■ **DOCUMENT PASSAGE**

918

Case No. 7,969.

LA CROSSE RAILROAD BRIDGE.

[2 Dill. 465.]1

Circuit Court, D. Minnesota.

1873.

RAILROAD BRIDGE AT LA CROSSE—CONTRACT RATIFIED, WITH CONDITIONS ANNEXED.

1. Contract for the construction of a bridge across the Mississippi river at La Crosse, between the bridge company and the Southern Minnesota Railroad Company (in the hands of a receiver appointed by this court, in a foreclosure proceeding), ratified, subject, however, to certain conditions limiting the duration of the contract, and to regulate the compensation to be paid for the use of the bridge by the railroad company, or its assigns or successors, or the purchasers at the foreclosure sale under the deed of trust.

2. The order of the court held not appealable by bondholders not parties to the suit.

■ **PROVIDED MATERIAL**

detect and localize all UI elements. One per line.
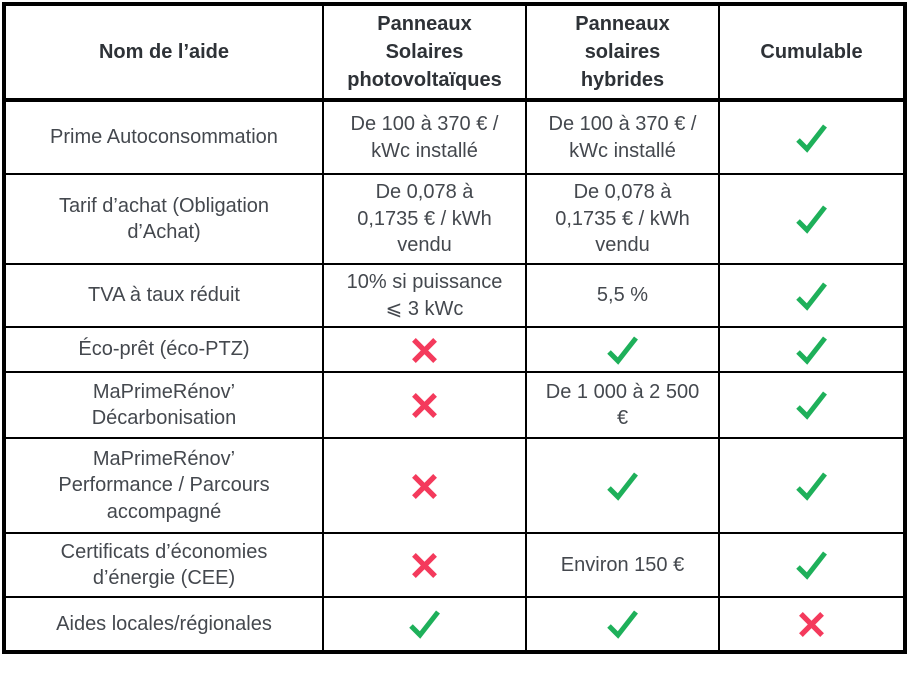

■ **TASK INSTRUCTIONS**
1. In the La Crosse bridge case, list every party that, according to the first paragraph, may pay compensation for the use of the bridge.
2. Please repeat word for word the part of the La Crosse bridge case that opens with the words containing "Circuit Court, D." and closes with "to the suit.".
The material above is separate from the La Crosse bridge case and does not form part of it.

■ **EXPECTED OUTPUTS**
1.
- the railroad company
- its assigns
- its successors
- the purchasers at the foreclosure sale under the deed of trust

2.
Circuit Court, D. Minnesota.

1873.

RAILROAD BRIDGE AT LA CROSSE—CONTRACT RATIFIED, WITH CONDITIONS ANNEXED.

1. Contract for the construction of a bridge across the Mississippi river at La Crosse, between the bridge company and the Southern Minnesota Railroad Company (in the hands of a receiver appointed by this court, in a foreclosure proceeding), ratified, subject, however, to certain conditions limiting the duration of the contract, and to regulate the compensation to be paid for the use of the bridge by the railroad company, or its assigns or successors, or the purchasers at the foreclosure sale under the deed of trust.

2. The order of the court held not appealable by bondholders not parties to the suit.